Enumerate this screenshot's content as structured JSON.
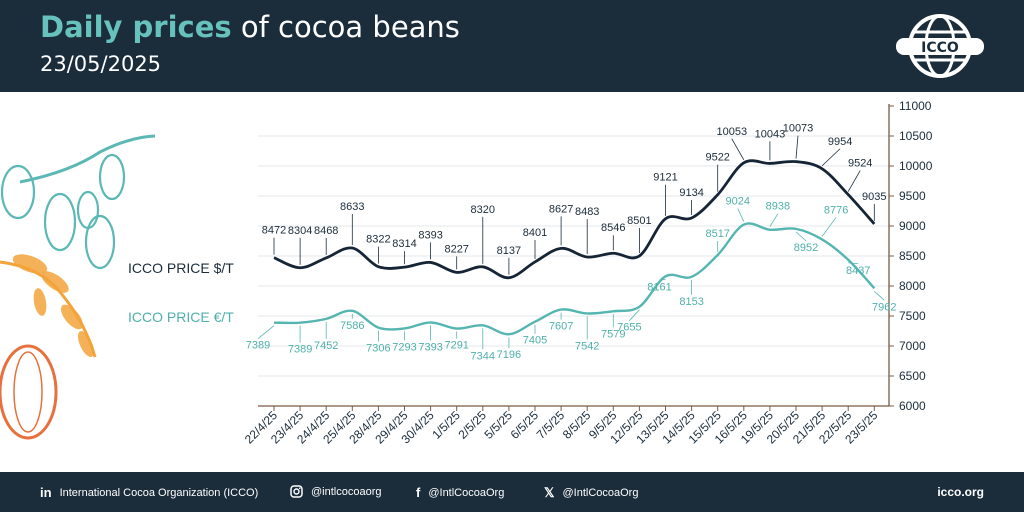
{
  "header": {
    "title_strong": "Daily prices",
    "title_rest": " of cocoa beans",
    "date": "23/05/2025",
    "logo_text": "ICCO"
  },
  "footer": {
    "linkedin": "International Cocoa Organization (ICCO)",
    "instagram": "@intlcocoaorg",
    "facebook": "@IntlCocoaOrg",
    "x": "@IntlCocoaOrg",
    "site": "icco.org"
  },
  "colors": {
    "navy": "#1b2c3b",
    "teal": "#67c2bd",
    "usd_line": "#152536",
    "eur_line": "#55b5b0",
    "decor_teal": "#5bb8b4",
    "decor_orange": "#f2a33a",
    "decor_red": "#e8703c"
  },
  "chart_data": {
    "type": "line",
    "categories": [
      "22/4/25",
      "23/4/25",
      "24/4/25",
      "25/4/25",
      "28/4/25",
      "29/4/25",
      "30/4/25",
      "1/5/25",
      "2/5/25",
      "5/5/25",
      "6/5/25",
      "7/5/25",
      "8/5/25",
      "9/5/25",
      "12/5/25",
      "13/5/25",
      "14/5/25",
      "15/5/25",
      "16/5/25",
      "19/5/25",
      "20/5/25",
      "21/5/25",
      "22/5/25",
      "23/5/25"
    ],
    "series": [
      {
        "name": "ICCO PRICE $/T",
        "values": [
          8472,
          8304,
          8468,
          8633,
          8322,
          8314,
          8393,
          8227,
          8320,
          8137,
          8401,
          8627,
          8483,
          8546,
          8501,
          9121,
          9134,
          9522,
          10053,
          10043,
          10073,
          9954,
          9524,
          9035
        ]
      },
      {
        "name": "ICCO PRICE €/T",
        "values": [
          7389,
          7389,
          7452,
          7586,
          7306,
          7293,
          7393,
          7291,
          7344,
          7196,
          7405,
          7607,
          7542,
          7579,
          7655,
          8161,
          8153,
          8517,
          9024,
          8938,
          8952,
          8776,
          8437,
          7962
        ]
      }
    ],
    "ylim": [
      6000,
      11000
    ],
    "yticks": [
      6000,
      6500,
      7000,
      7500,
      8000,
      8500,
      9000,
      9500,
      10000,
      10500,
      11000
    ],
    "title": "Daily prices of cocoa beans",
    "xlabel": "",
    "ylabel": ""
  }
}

--

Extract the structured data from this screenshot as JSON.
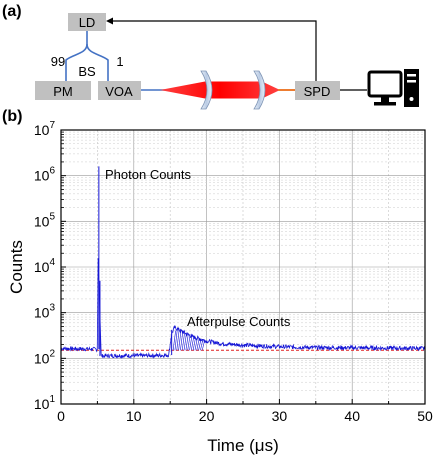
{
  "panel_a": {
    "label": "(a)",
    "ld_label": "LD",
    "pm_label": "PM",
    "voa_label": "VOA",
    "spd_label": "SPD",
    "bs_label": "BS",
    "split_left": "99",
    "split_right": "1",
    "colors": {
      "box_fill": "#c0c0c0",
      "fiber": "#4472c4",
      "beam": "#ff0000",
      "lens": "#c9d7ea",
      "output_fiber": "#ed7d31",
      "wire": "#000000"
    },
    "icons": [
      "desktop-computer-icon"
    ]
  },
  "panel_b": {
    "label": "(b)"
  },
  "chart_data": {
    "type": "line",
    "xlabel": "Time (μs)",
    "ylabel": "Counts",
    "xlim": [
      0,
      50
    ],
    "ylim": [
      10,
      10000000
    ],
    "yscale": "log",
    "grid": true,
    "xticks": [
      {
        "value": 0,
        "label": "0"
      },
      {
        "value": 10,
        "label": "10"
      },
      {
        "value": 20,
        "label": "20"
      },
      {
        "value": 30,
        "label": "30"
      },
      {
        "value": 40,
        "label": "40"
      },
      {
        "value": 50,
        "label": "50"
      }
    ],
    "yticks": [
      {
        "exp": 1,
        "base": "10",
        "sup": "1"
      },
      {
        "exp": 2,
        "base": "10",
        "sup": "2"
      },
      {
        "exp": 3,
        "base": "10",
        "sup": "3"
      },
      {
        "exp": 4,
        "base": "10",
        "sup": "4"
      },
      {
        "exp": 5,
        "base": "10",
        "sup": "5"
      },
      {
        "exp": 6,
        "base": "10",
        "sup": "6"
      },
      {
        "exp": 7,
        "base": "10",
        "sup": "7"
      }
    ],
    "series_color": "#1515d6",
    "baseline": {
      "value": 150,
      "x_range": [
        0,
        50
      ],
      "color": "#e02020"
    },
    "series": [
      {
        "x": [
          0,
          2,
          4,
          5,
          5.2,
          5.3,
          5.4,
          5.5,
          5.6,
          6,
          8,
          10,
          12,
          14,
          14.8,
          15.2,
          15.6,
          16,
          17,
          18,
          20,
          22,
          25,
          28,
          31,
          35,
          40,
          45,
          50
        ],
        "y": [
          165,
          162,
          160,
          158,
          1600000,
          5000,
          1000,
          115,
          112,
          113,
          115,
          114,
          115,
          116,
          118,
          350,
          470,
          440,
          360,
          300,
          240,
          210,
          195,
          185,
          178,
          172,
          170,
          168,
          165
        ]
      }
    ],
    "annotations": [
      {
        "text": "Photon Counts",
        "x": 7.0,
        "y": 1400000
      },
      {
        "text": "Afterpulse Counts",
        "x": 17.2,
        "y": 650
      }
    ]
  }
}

...

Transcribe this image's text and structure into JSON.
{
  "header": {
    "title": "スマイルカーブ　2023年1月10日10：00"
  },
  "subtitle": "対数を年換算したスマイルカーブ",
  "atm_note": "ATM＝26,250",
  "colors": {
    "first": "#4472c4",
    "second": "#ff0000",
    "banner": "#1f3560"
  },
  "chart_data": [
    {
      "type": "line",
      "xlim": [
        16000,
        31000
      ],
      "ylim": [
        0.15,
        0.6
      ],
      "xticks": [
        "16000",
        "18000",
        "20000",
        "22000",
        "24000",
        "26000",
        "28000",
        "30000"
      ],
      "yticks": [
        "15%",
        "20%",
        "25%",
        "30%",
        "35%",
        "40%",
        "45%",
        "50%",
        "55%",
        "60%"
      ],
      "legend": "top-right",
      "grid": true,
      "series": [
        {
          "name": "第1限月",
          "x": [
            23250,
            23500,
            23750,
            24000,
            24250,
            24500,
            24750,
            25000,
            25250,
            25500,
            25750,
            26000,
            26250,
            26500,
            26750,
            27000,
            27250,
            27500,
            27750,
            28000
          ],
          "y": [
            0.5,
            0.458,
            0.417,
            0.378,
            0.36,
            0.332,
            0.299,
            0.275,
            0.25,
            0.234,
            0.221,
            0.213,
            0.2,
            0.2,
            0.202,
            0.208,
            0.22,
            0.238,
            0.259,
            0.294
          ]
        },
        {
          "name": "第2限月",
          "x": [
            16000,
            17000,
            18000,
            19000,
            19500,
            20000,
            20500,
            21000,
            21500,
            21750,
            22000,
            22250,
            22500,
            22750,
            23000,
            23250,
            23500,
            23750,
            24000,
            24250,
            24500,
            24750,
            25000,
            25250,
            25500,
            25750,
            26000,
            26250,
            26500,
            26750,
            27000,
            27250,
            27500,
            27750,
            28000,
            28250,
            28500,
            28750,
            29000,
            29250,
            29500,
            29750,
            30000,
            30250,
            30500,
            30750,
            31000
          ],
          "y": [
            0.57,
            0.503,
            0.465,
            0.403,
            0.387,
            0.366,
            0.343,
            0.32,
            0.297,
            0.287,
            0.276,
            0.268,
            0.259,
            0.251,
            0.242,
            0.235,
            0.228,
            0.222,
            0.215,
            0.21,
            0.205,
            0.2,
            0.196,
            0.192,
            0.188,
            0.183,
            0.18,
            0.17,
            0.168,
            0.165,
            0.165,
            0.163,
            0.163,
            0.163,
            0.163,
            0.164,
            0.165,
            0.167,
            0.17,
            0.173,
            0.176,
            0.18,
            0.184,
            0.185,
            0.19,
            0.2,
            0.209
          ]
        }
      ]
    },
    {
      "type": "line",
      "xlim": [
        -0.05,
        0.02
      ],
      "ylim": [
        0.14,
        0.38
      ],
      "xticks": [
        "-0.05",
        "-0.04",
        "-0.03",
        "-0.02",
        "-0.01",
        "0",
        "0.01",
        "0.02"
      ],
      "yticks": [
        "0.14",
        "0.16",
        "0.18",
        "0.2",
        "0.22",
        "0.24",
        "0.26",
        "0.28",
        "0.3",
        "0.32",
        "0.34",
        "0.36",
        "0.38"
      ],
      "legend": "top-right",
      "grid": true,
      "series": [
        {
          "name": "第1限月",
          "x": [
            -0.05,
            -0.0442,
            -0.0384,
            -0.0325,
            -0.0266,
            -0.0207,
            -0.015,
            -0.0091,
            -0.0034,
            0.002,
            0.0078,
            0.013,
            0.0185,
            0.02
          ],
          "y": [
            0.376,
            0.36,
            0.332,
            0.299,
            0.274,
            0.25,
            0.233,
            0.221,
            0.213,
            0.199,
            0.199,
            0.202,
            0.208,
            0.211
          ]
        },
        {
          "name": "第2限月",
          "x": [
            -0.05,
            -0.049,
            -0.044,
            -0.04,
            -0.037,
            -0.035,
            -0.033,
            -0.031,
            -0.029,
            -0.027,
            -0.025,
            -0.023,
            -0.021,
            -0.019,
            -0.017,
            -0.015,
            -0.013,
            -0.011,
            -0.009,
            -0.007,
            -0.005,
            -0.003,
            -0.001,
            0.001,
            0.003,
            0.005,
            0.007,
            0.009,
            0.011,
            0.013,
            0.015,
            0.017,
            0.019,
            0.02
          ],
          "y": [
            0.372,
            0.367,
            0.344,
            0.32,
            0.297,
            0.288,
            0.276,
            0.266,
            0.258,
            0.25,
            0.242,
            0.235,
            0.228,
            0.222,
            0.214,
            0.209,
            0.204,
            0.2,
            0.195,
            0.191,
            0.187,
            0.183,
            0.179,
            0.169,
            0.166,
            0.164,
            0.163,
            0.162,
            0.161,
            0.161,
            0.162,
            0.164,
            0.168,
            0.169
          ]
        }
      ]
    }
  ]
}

• [TASK OBJECTIVE]:
Where a line holds "screenshot", copy it out.

• [ANSWER TO THE EXERCISE]:
Enumerate this screenshot's content as structured JSON.
Extract the structured data from this screenshot as JSON.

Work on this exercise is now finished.